[WHAT THE EXERCISE ASKS]
Give the number of lines containing "Environmental" in this listing, with no other words.

(Records from a data collection)
------------------------------------------------------------

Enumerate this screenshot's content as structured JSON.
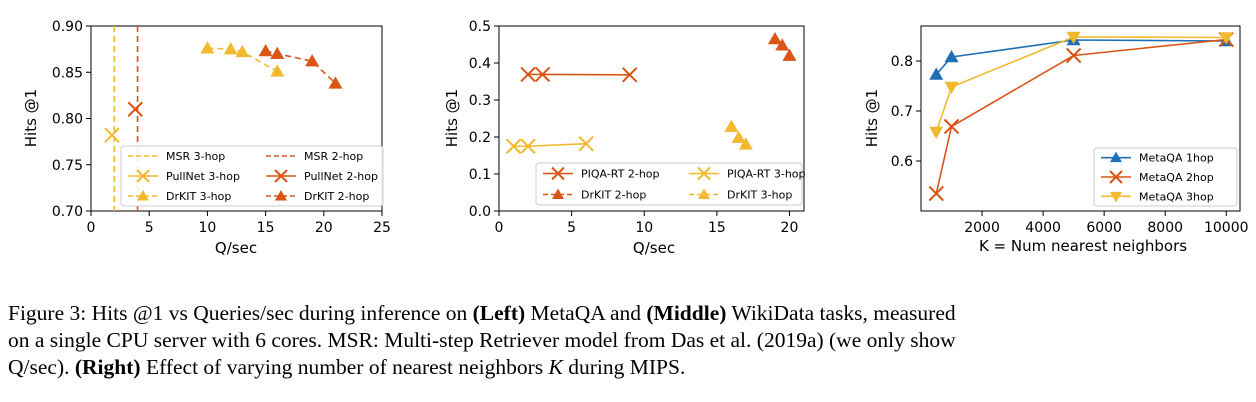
{
  "colors": {
    "light": "#f1b92d",
    "medium": "#e7a32a",
    "dark": "#d85515",
    "blue": "#1f6fb5"
  },
  "chart_data": [
    {
      "type": "scatter",
      "name": "left",
      "xlabel": "Q/sec",
      "ylabel": "Hits @1",
      "xlim": [
        0,
        25
      ],
      "ylim": [
        0.7,
        0.9
      ],
      "xticks": [
        "0",
        "5",
        "10",
        "15",
        "20",
        "25"
      ],
      "yticks": [
        "0.70",
        "0.75",
        "0.80",
        "0.85",
        "0.90"
      ],
      "series": [
        {
          "name": "MSR 3-hop",
          "kind": "vline",
          "x": 2,
          "color": "#f1b92d"
        },
        {
          "name": "MSR 2-hop",
          "kind": "vline",
          "x": 4,
          "color": "#d85515"
        },
        {
          "name": "PullNet 3-hop",
          "kind": "x",
          "color": "#f1b92d",
          "x": [
            1.8
          ],
          "y": [
            0.782
          ]
        },
        {
          "name": "PullNet 2-hop",
          "kind": "x",
          "color": "#d85515",
          "x": [
            3.8
          ],
          "y": [
            0.81
          ]
        },
        {
          "name": "DrKIT 3-hop",
          "kind": "tri",
          "color": "#f1b92d",
          "x": [
            10,
            12,
            13,
            16
          ],
          "y": [
            0.876,
            0.875,
            0.872,
            0.851
          ]
        },
        {
          "name": "DrKIT 2-hop",
          "kind": "tri",
          "color": "#d85515",
          "x": [
            15,
            16,
            19,
            21
          ],
          "y": [
            0.873,
            0.87,
            0.862,
            0.838
          ]
        }
      ],
      "legend": [
        "MSR 3-hop",
        "MSR 2-hop",
        "PullNet 3-hop",
        "PullNet 2-hop",
        "DrKIT 3-hop",
        "DrKIT 2-hop"
      ]
    },
    {
      "type": "scatter",
      "name": "middle",
      "xlabel": "Q/sec",
      "ylabel": "Hits @1",
      "xlim": [
        0,
        21
      ],
      "ylim": [
        0.0,
        0.5
      ],
      "xticks": [
        "0",
        "5",
        "10",
        "15",
        "20"
      ],
      "yticks": [
        "0.0",
        "0.1",
        "0.2",
        "0.3",
        "0.4",
        "0.5"
      ],
      "series": [
        {
          "name": "PIQA-RT 2-hop",
          "kind": "x",
          "color": "#d85515",
          "x": [
            2,
            3,
            9
          ],
          "y": [
            0.369,
            0.369,
            0.368
          ]
        },
        {
          "name": "PIQA-RT 3-hop",
          "kind": "x",
          "color": "#f1b92d",
          "x": [
            1,
            2,
            6
          ],
          "y": [
            0.175,
            0.175,
            0.182
          ]
        },
        {
          "name": "DrKIT 2-hop",
          "kind": "tri",
          "color": "#d85515",
          "x": [
            19,
            19.5,
            20
          ],
          "y": [
            0.465,
            0.448,
            0.42
          ]
        },
        {
          "name": "DrKIT 3-hop",
          "kind": "tri",
          "color": "#f1b92d",
          "x": [
            16,
            16.5,
            17
          ],
          "y": [
            0.228,
            0.198,
            0.18
          ]
        }
      ],
      "legend": [
        "PIQA-RT 2-hop",
        "PIQA-RT 3-hop",
        "DrKIT 2-hop",
        "DrKIT 3-hop"
      ]
    },
    {
      "type": "line",
      "name": "right",
      "xlabel": "K = Num nearest neighbors",
      "ylabel": "Hits @1",
      "xlim": [
        0,
        10450
      ],
      "ylim": [
        0.5,
        0.87
      ],
      "xticks": [
        "2000",
        "4000",
        "6000",
        "8000",
        "10000"
      ],
      "yticks": [
        "0.6",
        "0.7",
        "0.8"
      ],
      "x": [
        500,
        1000,
        5000,
        10000
      ],
      "series": [
        {
          "name": "MetaQA 1hop",
          "marker": "tri-up",
          "color": "#1f6fb5",
          "values": [
            0.773,
            0.808,
            0.842,
            0.84
          ]
        },
        {
          "name": "MetaQA 2hop",
          "marker": "x",
          "color": "#d85515",
          "values": [
            0.535,
            0.669,
            0.811,
            0.843
          ]
        },
        {
          "name": "MetaQA 3hop",
          "marker": "tri-down",
          "color": "#f1b92d",
          "values": [
            0.658,
            0.748,
            0.848,
            0.847
          ]
        }
      ],
      "legend": [
        "MetaQA 1hop",
        "MetaQA 2hop",
        "MetaQA 3hop"
      ]
    }
  ],
  "caption": {
    "p1": "Figure 3:  Hits @1 vs Queries/sec during inference on ",
    "b1": "(Left)",
    "p2": " MetaQA and ",
    "b2": "(Middle)",
    "p3": " WikiData tasks, measured",
    "line2": "on a single CPU server with 6 cores. MSR: Multi-step Retriever model from Das et al. (2019a) (we only show",
    "p4": "Q/sec). ",
    "b3": "(Right)",
    "p5": " Effect of varying number of nearest neighbors ",
    "k": "K",
    "p6": " during MIPS."
  }
}
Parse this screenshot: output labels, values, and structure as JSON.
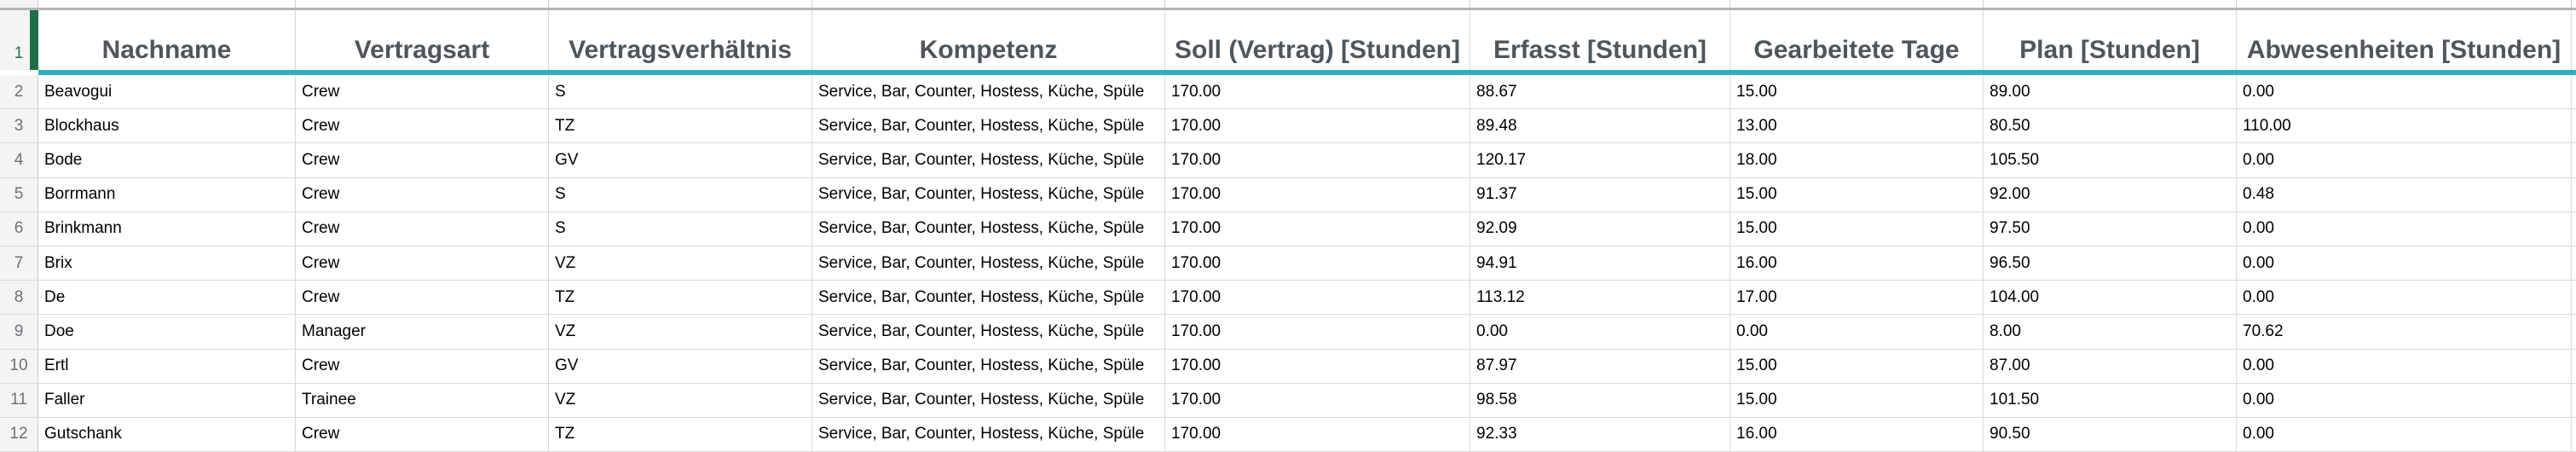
{
  "sheet": {
    "selected_row_number": "1",
    "columns": [
      "Nachname",
      "Vertragsart",
      "Vertragsverhältnis",
      "Kompetenz",
      "Soll (Vertrag) [Stunden]",
      "Erfasst [Stunden]",
      "Gearbeitete Tage",
      "Plan [Stunden]",
      "Abwesenheiten [Stunden]"
    ],
    "rows": [
      {
        "num": "2",
        "cells": [
          "Beavogui",
          "Crew",
          "S",
          "Service, Bar, Counter, Hostess, Küche, Spüle",
          "170.00",
          "88.67",
          "15.00",
          "89.00",
          "0.00"
        ]
      },
      {
        "num": "3",
        "cells": [
          "Blockhaus",
          "Crew",
          "TZ",
          "Service, Bar, Counter, Hostess, Küche, Spüle",
          "170.00",
          "89.48",
          "13.00",
          "80.50",
          "110.00"
        ]
      },
      {
        "num": "4",
        "cells": [
          "Bode",
          "Crew",
          "GV",
          "Service, Bar, Counter, Hostess, Küche, Spüle",
          "170.00",
          "120.17",
          "18.00",
          "105.50",
          "0.00"
        ]
      },
      {
        "num": "5",
        "cells": [
          "Borrmann",
          "Crew",
          "S",
          "Service, Bar, Counter, Hostess, Küche, Spüle",
          "170.00",
          "91.37",
          "15.00",
          "92.00",
          "0.48"
        ]
      },
      {
        "num": "6",
        "cells": [
          "Brinkmann",
          "Crew",
          "S",
          "Service, Bar, Counter, Hostess, Küche, Spüle",
          "170.00",
          "92.09",
          "15.00",
          "97.50",
          "0.00"
        ]
      },
      {
        "num": "7",
        "cells": [
          "Brix",
          "Crew",
          "VZ",
          "Service, Bar, Counter, Hostess, Küche, Spüle",
          "170.00",
          "94.91",
          "16.00",
          "96.50",
          "0.00"
        ]
      },
      {
        "num": "8",
        "cells": [
          "De",
          "Crew",
          "TZ",
          "Service, Bar, Counter, Hostess, Küche, Spüle",
          "170.00",
          "113.12",
          "17.00",
          "104.00",
          "0.00"
        ]
      },
      {
        "num": "9",
        "cells": [
          "Doe",
          "Manager",
          "VZ",
          "Service, Bar, Counter, Hostess, Küche, Spüle",
          "170.00",
          "0.00",
          "0.00",
          "8.00",
          "70.62"
        ]
      },
      {
        "num": "10",
        "cells": [
          "Ertl",
          "Crew",
          "GV",
          "Service, Bar, Counter, Hostess, Küche, Spüle",
          "170.00",
          "87.97",
          "15.00",
          "87.00",
          "0.00"
        ]
      },
      {
        "num": "11",
        "cells": [
          "Faller",
          "Trainee",
          "VZ",
          "Service, Bar, Counter, Hostess, Küche, Spüle",
          "170.00",
          "98.58",
          "15.00",
          "101.50",
          "0.00"
        ]
      },
      {
        "num": "12",
        "cells": [
          "Gutschank",
          "Crew",
          "TZ",
          "Service, Bar, Counter, Hostess, Küche, Spüle",
          "170.00",
          "92.33",
          "16.00",
          "90.50",
          "0.00"
        ]
      }
    ],
    "colors": {
      "accent_teal": "#2fafbd",
      "selection_green": "#217346",
      "selection_bar_green": "#1e6e47",
      "header_text": "#4d565c",
      "gridline": "#d9d9d9"
    }
  }
}
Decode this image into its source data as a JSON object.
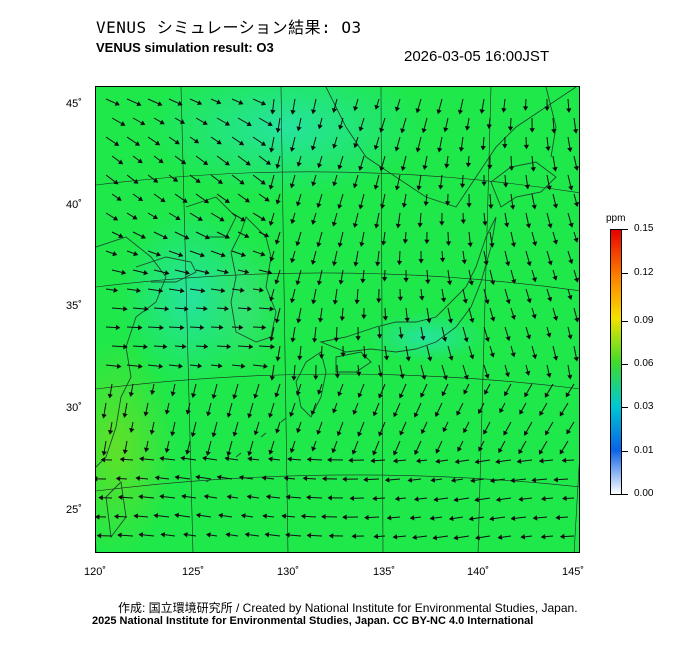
{
  "header": {
    "title_jp": "VENUS シミュレーション結果: O3",
    "title_en": "VENUS simulation result: O3",
    "timestamp": "2026-03-05 16:00JST"
  },
  "map": {
    "lat_labels": [
      "45˚",
      "40˚",
      "35˚",
      "30˚",
      "25˚"
    ],
    "lon_labels": [
      "120˚",
      "125˚",
      "130˚",
      "135˚",
      "140˚",
      "145˚"
    ],
    "field_colors": {
      "ocean": "#1ee84a",
      "land_mid": "#2de25e",
      "cyan_patch": "#27e3a8",
      "yellowgreen": "#64e026",
      "wind_arrow": "#111111",
      "coastline": "#1a6b3a"
    }
  },
  "colorbar": {
    "unit": "ppm",
    "labels": [
      "0.15",
      "0.12",
      "0.09",
      "0.06",
      "0.03",
      "0.01",
      "0.00"
    ],
    "stops": [
      "#e60000",
      "#ff7a00",
      "#f5e100",
      "#3fdc2a",
      "#00c8d2",
      "#0a62e6",
      "#ffffff"
    ]
  },
  "footer": {
    "credit": "作成: 国立環境研究所 / Created by National Institute for Environmental Studies, Japan.",
    "copyright": "2025 National Institute for Environmental Studies, Japan. CC BY-NC 4.0 International"
  }
}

------------------------------------------------------------

[CORRECT RESPONSE]
2